__Source records__

-------

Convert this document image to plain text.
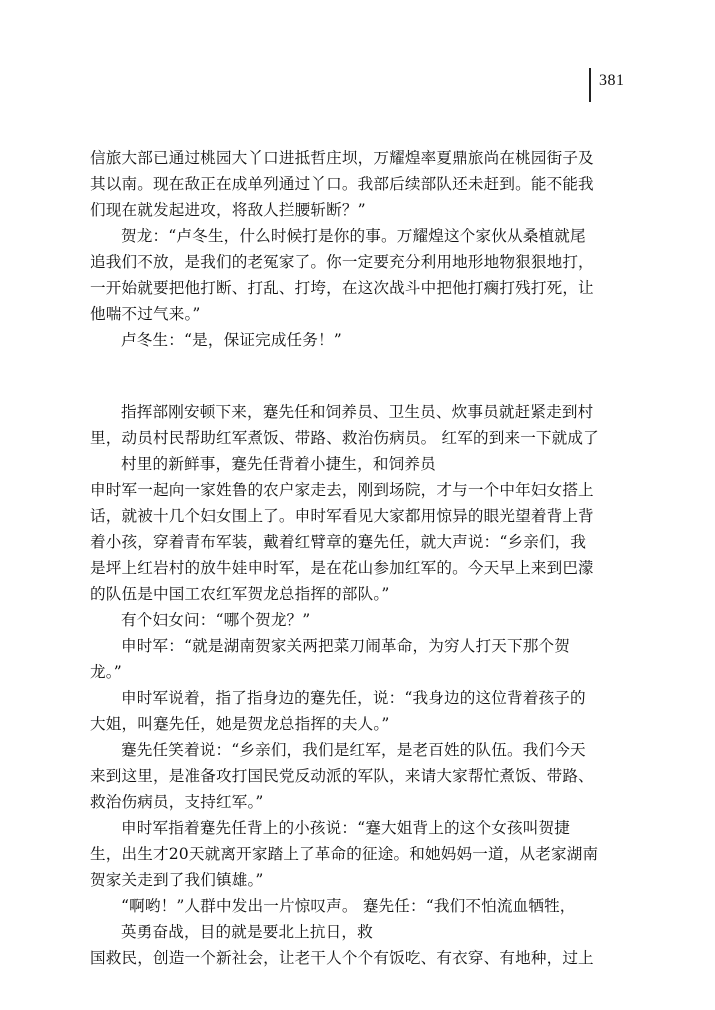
381
信旅大部已通过桃园大丫口进抵哲庄坝，万耀煌率夏鼎旅尚在桃园街子及
其以南。现在敌正在成单列通过丫口。我部后续部队还未赶到。能不能我
们现在就发起进攻，将敌人拦腰斩断？”
贺龙：“卢冬生，什么时候打是你的事。万耀煌这个家伙从桑植就尾
追我们不放，是我们的老冤家了。你一定要充分利用地形地物狠狠地打，
一开始就要把他打断、打乱、打垮，在这次战斗中把他打瘸打残打死，让
他喘不过气来。”
卢冬生：“是，保证完成任务！”
指挥部刚安顿下来，蹇先任和饲养员、卫生员、炊事员就赶紧走到村
里，动员村民帮助红军煮饭、带路、救治伤病员。 红军的到来一下就成了
村里的新鲜事，蹇先任背着小捷生，和饲养员
申时军一起向一家姓鲁的农户家走去，刚到场院，才与一个中年妇女搭上
话，就被十几个妇女围上了。申时军看见大家都用惊异的眼光望着背上背
着小孩，穿着青布军装，戴着红臂章的蹇先任，就大声说：“乡亲们，我
是坪上红岩村的放牛娃申时军，是在花山参加红军的。今天早上来到巴濛
的队伍是中国工农红军贺龙总指挥的部队。”
有个妇女问：“哪个贺龙？”
申时军：“就是湖南贺家关两把菜刀闹革命，为穷人打天下那个贺
龙。”
申时军说着，指了指身边的蹇先任，说：“我身边的这位背着孩子的
大姐，叫蹇先任，她是贺龙总指挥的夫人。”
蹇先任笑着说：“乡亲们，我们是红军，是老百姓的队伍。我们今天
来到这里，是准备攻打国民党反动派的军队，来请大家帮忙煮饭、带路、
救治伤病员，支持红军。”
申时军指着蹇先任背上的小孩说：“蹇大姐背上的这个女孩叫贺捷
生，出生才20天就离开家踏上了革命的征途。和她妈妈一道，从老家湖南
贺家关走到了我们镇雄。”
“啊哟！”人群中发出一片惊叹声。 蹇先任：“我们不怕流血牺牲，
英勇奋战，目的就是要北上抗日，救
国救民，创造一个新社会，让老干人个个有饭吃、有衣穿、有地种，过上
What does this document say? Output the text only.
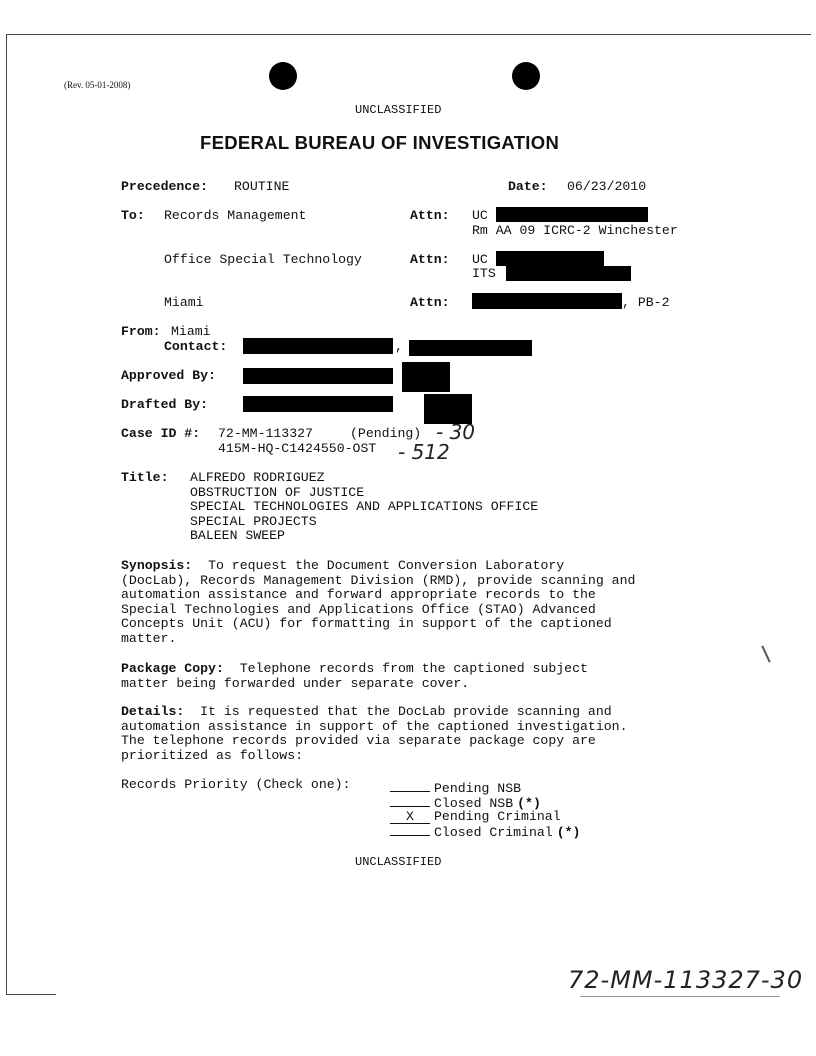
(Rev. 05-01-2008)
UNCLASSIFIED
FEDERAL BUREAU OF INVESTIGATION
Precedence: ROUTINE	Date: 06/23/2010
To: Records Management	Attn: UC
Rm AA 09 ICRC-2 Winchester
Office Special Technology	Attn: UC
ITS
Miami	Attn:	, PB-2
From: Miami
Contact:	,
Approved By:
Drafted By:
Case ID #: 72-MM-113327	(Pending) - 30
415M-HQ-C1424550-OST - 512
Title: ALFREDO RODRIGUEZ
OBSTRUCTION OF JUSTICE
SPECIAL TECHNOLOGIES AND APPLICATIONS OFFICE
SPECIAL PROJECTS
BALEEN SWEEP
Synopsis: To request the Document Conversion Laboratory
(DocLab), Records Management Division (RMD), provide scanning and
automation assistance and forward appropriate records to the
Special Technologies and Applications Office (STAO) Advanced
Concepts Unit (ACU) for formatting in support of the captioned
matter.
Package Copy: Telephone records from the captioned subject
matter being forwarded under separate cover.
Details: It is requested that the DocLab provide scanning and
automation assistance in support of the captioned investigation.
The telephone records provided via separate package copy are
prioritized as follows:
Records Priority (Check one):	Pending NSB
Closed NSB (*)
X Pending Criminal
Closed Criminal (*)
UNCLASSIFIED
72-MM-113327-30
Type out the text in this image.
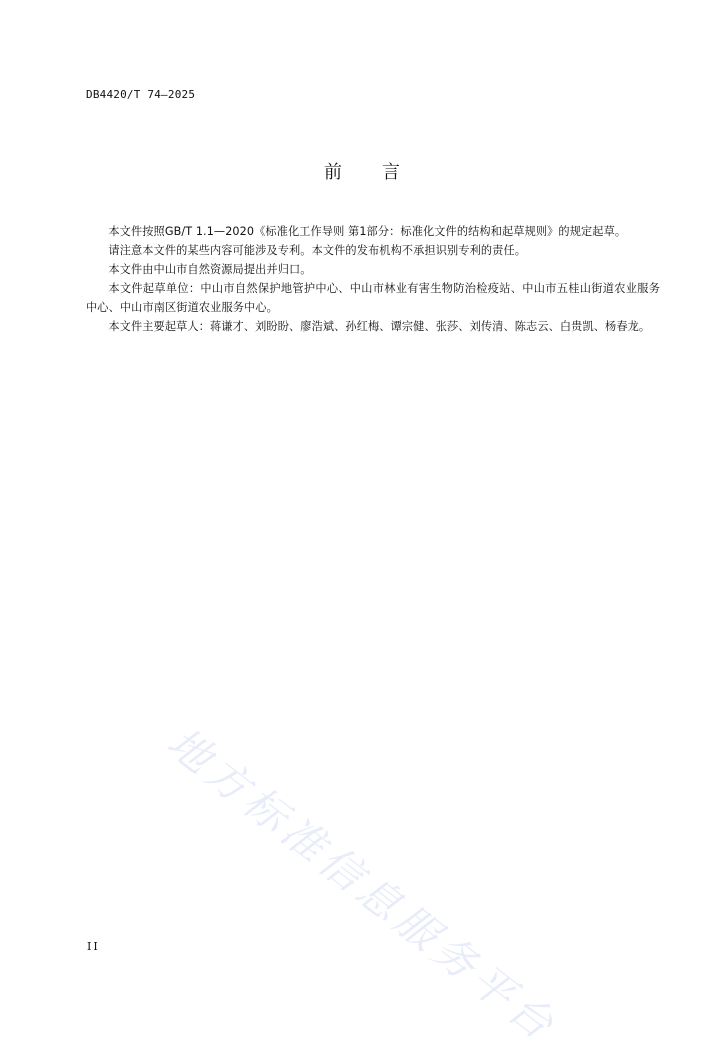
DB4420/T 74—2025
前 言

本文件按照GB/T 1.1—2020《标准化工作导则 第1部分：标准化文件的结构和起草规则》的规定起草。

请注意本文件的某些内容可能涉及专利。本文件的发布机构不承担识别专利的责任。

本文件由中山市自然资源局提出并归口。

本文件起草单位：中山市自然保护地管护中心、中山市林业有害生物防治检疫站、中山市五桂山街道农业服务中心、中山市南区街道农业服务中心。

本文件主要起草人：蒋谦才、刘盼盼、廖浩斌、孙红梅、谭宗健、张莎、刘传清、陈志云、白贵凯、杨春龙。

地方标准信息服务平台
II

-------

__Exercise objective__
Copy the entries exactly. Leave out the images.

__Written response__
Convert this document image to plain text.
381
信旅大部已通过桃园大丫口进抵哲庄坝，万耀煌率夏鼎旅尚在桃园街子及
其以南。现在敌正在成单列通过丫口。我部后续部队还未赶到。能不能我
们现在就发起进攻，将敌人拦腰斩断？”
贺龙：“卢冬生，什么时候打是你的事。万耀煌这个家伙从桑植就尾
追我们不放，是我们的老冤家了。你一定要充分利用地形地物狠狠地打，
一开始就要把他打断、打乱、打垮，在这次战斗中把他打瘸打残打死，让
他喘不过气来。”
卢冬生：“是，保证完成任务！”
指挥部刚安顿下来，蹇先任和饲养员、卫生员、炊事员就赶紧走到村
里，动员村民帮助红军煮饭、带路、救治伤病员。 红军的到来一下就成了
村里的新鲜事，蹇先任背着小捷生，和饲养员
申时军一起向一家姓鲁的农户家走去，刚到场院，才与一个中年妇女搭上
话，就被十几个妇女围上了。申时军看见大家都用惊异的眼光望着背上背
着小孩，穿着青布军装，戴着红臂章的蹇先任，就大声说：“乡亲们，我
是坪上红岩村的放牛娃申时军，是在花山参加红军的。今天早上来到巴濛
的队伍是中国工农红军贺龙总指挥的部队。”
有个妇女问：“哪个贺龙？”
申时军：“就是湖南贺家关两把菜刀闹革命，为穷人打天下那个贺
龙。”
申时军说着，指了指身边的蹇先任，说：“我身边的这位背着孩子的
大姐，叫蹇先任，她是贺龙总指挥的夫人。”
蹇先任笑着说：“乡亲们，我们是红军，是老百姓的队伍。我们今天
来到这里，是准备攻打国民党反动派的军队，来请大家帮忙煮饭、带路、
救治伤病员，支持红军。”
申时军指着蹇先任背上的小孩说：“蹇大姐背上的这个女孩叫贺捷
生，出生才20天就离开家踏上了革命的征途。和她妈妈一道，从老家湖南
贺家关走到了我们镇雄。”
“啊哟！”人群中发出一片惊叹声。 蹇先任：“我们不怕流血牺牲，
英勇奋战，目的就是要北上抗日，救
国救民，创造一个新社会，让老干人个个有饭吃、有衣穿、有地种，过上
What does this document say? Output the text only.
(Rev. 05-01-2008)
UNCLASSIFIED
FEDERAL BUREAU OF INVESTIGATION
Precedence: ROUTINE	Date: 06/23/2010
To: Records Management	Attn: UC
Rm AA 09 ICRC-2 Winchester
Office Special Technology	Attn: UC
ITS
Miami	Attn:	, PB-2
From: Miami
Contact:	,
Approved By:
Drafted By:
Case ID #: 72-MM-113327	(Pending) - 30
415M-HQ-C1424550-OST - 512
Title: ALFREDO RODRIGUEZ
OBSTRUCTION OF JUSTICE
SPECIAL TECHNOLOGIES AND APPLICATIONS OFFICE
SPECIAL PROJECTS
BALEEN SWEEP
Synopsis: To request the Document Conversion Laboratory
(DocLab), Records Management Division (RMD), provide scanning and
automation assistance and forward appropriate records to the
Special Technologies and Applications Office (STAO) Advanced
Concepts Unit (ACU) for formatting in support of the captioned
matter.
Package Copy: Telephone records from the captioned subject
matter being forwarded under separate cover.
Details: It is requested that the DocLab provide scanning and
automation assistance in support of the captioned investigation.
The telephone records provided via separate package copy are
prioritized as follows:
Records Priority (Check one):	Pending NSB
Closed NSB (*)
X Pending Criminal
Closed Criminal (*)
UNCLASSIFIED
72-MM-113327-30
Type out the text in this image.
DB4420/T 74—2025
前 言

本文件按照GB/T 1.1—2020《标准化工作导则 第1部分：标准化文件的结构和起草规则》的规定起草。

请注意本文件的某些内容可能涉及专利。本文件的发布机构不承担识别专利的责任。

本文件由中山市自然资源局提出并归口。

本文件起草单位：中山市自然保护地管护中心、中山市林业有害生物防治检疫站、中山市五桂山街道农业服务中心、中山市南区街道农业服务中心。

本文件主要起草人：蒋谦才、刘盼盼、廖浩斌、孙红梅、谭宗健、张莎、刘传清、陈志云、白贵凯、杨春龙。

地方标准信息服务平台
II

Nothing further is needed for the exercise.